- RECORDS SUPPLIED
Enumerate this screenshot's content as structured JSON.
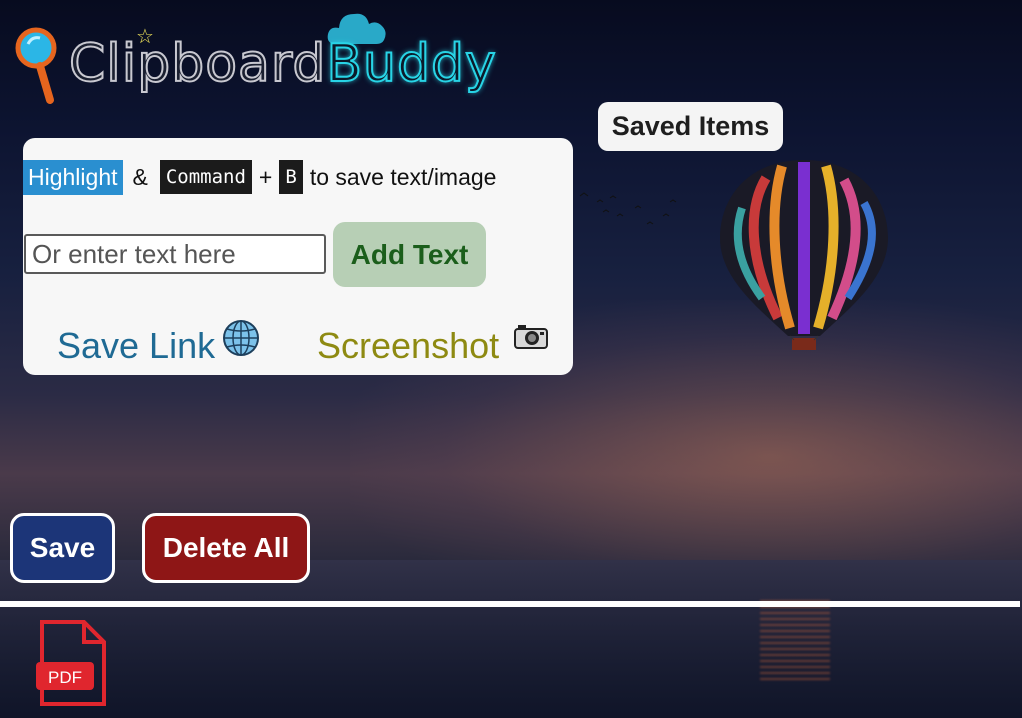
{
  "logo": {
    "word1": "Clipboard",
    "word2": "Buddy"
  },
  "instructions": {
    "highlight": "Highlight",
    "amp": "&",
    "key1": "Command",
    "plus": "+",
    "key2": "B",
    "tail": "to save text/image"
  },
  "input": {
    "placeholder": "Or enter text here",
    "value": ""
  },
  "buttons": {
    "add_text": "Add Text",
    "save_link": "Save Link",
    "screenshot": "Screenshot",
    "saved_items": "Saved Items",
    "save": "Save",
    "delete_all": "Delete All"
  },
  "icons": {
    "logo": "magnifier-icon",
    "globe": "globe-icon",
    "camera": "camera-icon",
    "pdf": "pdf-icon",
    "cloud": "cloud-icon",
    "star": "star-icon"
  },
  "colors": {
    "highlight": "#2a8fd0",
    "add_text_bg": "#b7cfb5",
    "add_text_fg": "#1b5e1b",
    "save_link": "#1f6a94",
    "screenshot": "#8e8a12",
    "save_bg": "#1c3578",
    "delete_bg": "#8e1616"
  }
}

- INSTRUCTION
All of the records need repeating exactly, except for the pictures.

- TASK SOLUTION
Enumerate this screenshot's content as structured JSON.
{
  "logo": {
    "word1": "Clipboard",
    "word2": "Buddy"
  },
  "instructions": {
    "highlight": "Highlight",
    "amp": "&",
    "key1": "Command",
    "plus": "+",
    "key2": "B",
    "tail": "to save text/image"
  },
  "input": {
    "placeholder": "Or enter text here",
    "value": ""
  },
  "buttons": {
    "add_text": "Add Text",
    "save_link": "Save Link",
    "screenshot": "Screenshot",
    "saved_items": "Saved Items",
    "save": "Save",
    "delete_all": "Delete All"
  },
  "icons": {
    "logo": "magnifier-icon",
    "globe": "globe-icon",
    "camera": "camera-icon",
    "pdf": "pdf-icon",
    "cloud": "cloud-icon",
    "star": "star-icon"
  },
  "colors": {
    "highlight": "#2a8fd0",
    "add_text_bg": "#b7cfb5",
    "add_text_fg": "#1b5e1b",
    "save_link": "#1f6a94",
    "screenshot": "#8e8a12",
    "save_bg": "#1c3578",
    "delete_bg": "#8e1616"
  }
}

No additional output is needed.